◆ **Problem statement**
Return each line holding the string "Rich".
++++ Data supplied
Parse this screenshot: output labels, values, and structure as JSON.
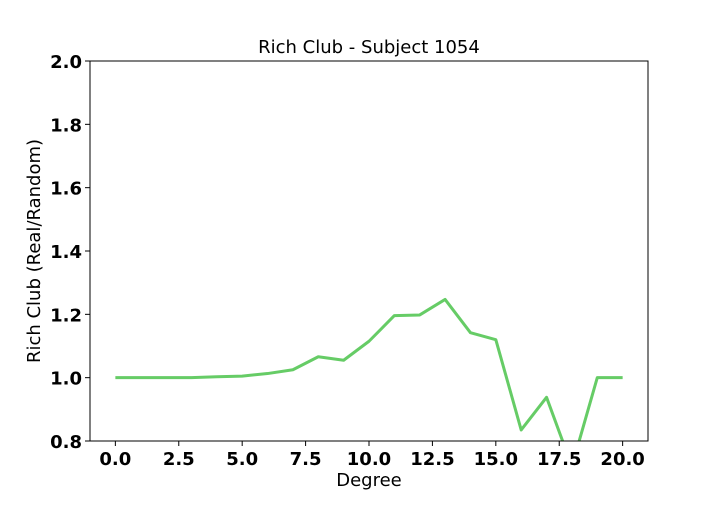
{
  "chart_data": {
    "type": "line",
    "title": "Rich Club - Subject 1054",
    "xlabel": "Degree",
    "ylabel": "Rich Club (Real/Random)",
    "xlim": [
      -1,
      21
    ],
    "ylim": [
      0.8,
      2.0
    ],
    "xticks": [
      "0.0",
      "2.5",
      "5.0",
      "7.5",
      "10.0",
      "12.5",
      "15.0",
      "17.5",
      "20.0"
    ],
    "xtick_values": [
      0,
      2.5,
      5,
      7.5,
      10,
      12.5,
      15,
      17.5,
      20
    ],
    "yticks": [
      "0.8",
      "1.0",
      "1.2",
      "1.4",
      "1.6",
      "1.8",
      "2.0"
    ],
    "ytick_values": [
      0.8,
      1.0,
      1.2,
      1.4,
      1.6,
      1.8,
      2.0
    ],
    "grid": false,
    "series": [
      {
        "color": "#66cc66",
        "x": [
          0,
          1,
          2,
          3,
          4,
          5,
          6,
          7,
          8,
          9,
          10,
          11,
          12,
          13,
          14,
          15,
          16,
          17,
          18,
          19,
          20
        ],
        "y": [
          1.0,
          1.0,
          1.0,
          1.0,
          1.003,
          1.005,
          1.013,
          1.025,
          1.066,
          1.055,
          1.115,
          1.196,
          1.198,
          1.247,
          1.142,
          1.12,
          0.835,
          0.938,
          0.72,
          1.0,
          1.0
        ]
      }
    ]
  }
}
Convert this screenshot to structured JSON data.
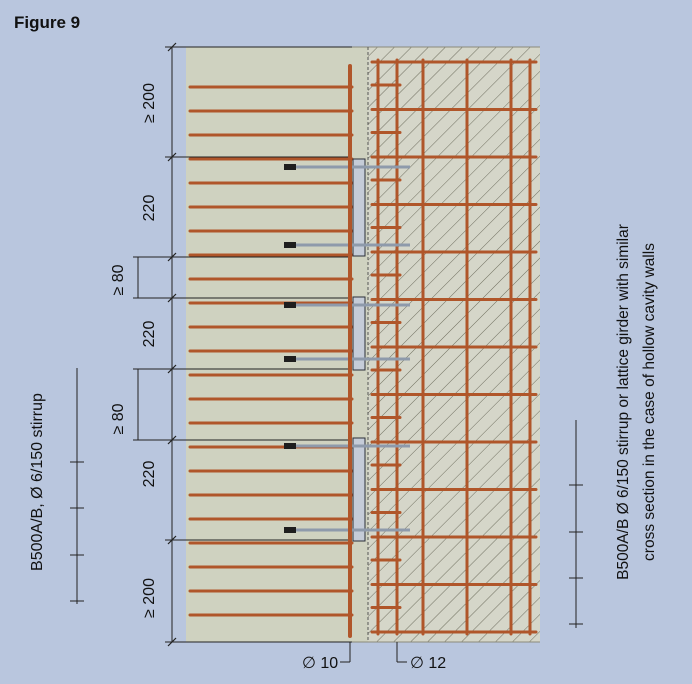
++++++++
◆ **Answer to the problem**
    "title": "Rich Club - Subject 1054",
    "ylabel": "Rich Club (Real/Random)",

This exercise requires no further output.